_Exercise brief_
Copy the records below exactly, omitting any pictures they contain.

-*-

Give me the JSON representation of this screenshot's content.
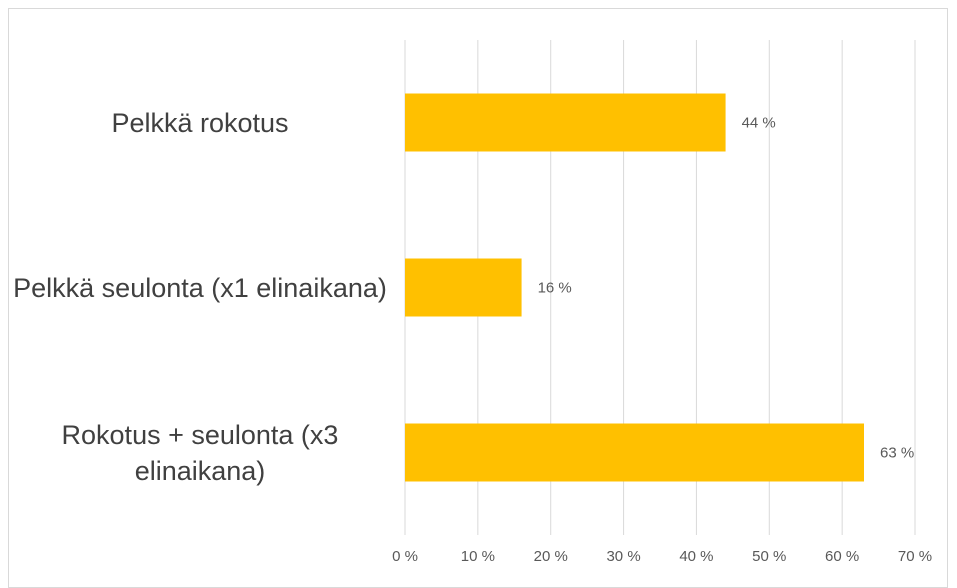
{
  "chart_data": {
    "type": "bar",
    "orientation": "horizontal",
    "categories": [
      "Pelkkä rokotus",
      "Pelkkä seulonta (x1 elinaikana)",
      "Rokotus + seulonta (x3 elinaikana)"
    ],
    "values": [
      44,
      16,
      63
    ],
    "value_labels": [
      "44 %",
      "16 %",
      "63 %"
    ],
    "color": "#FFC000",
    "xlim": [
      0,
      70
    ],
    "xticks": [
      {
        "value": 0,
        "label": "0 %"
      },
      {
        "value": 10,
        "label": "10 %"
      },
      {
        "value": 20,
        "label": "20 %"
      },
      {
        "value": 30,
        "label": "30 %"
      },
      {
        "value": 40,
        "label": "40 %"
      },
      {
        "value": 50,
        "label": "50 %"
      },
      {
        "value": 60,
        "label": "60 %"
      },
      {
        "value": 70,
        "label": "70 %"
      }
    ],
    "grid": true
  }
}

-*-

_Worked solution_
Give me the JSON representation of this screenshot's content.
{
  "chart_data": {
    "type": "bar",
    "orientation": "horizontal",
    "categories": [
      "Pelkkä rokotus",
      "Pelkkä seulonta (x1 elinaikana)",
      "Rokotus + seulonta (x3 elinaikana)"
    ],
    "values": [
      44,
      16,
      63
    ],
    "value_labels": [
      "44 %",
      "16 %",
      "63 %"
    ],
    "color": "#FFC000",
    "xlim": [
      0,
      70
    ],
    "xticks": [
      {
        "value": 0,
        "label": "0 %"
      },
      {
        "value": 10,
        "label": "10 %"
      },
      {
        "value": 20,
        "label": "20 %"
      },
      {
        "value": 30,
        "label": "30 %"
      },
      {
        "value": 40,
        "label": "40 %"
      },
      {
        "value": 50,
        "label": "50 %"
      },
      {
        "value": 60,
        "label": "60 %"
      },
      {
        "value": 70,
        "label": "70 %"
      }
    ],
    "grid": true
  }
}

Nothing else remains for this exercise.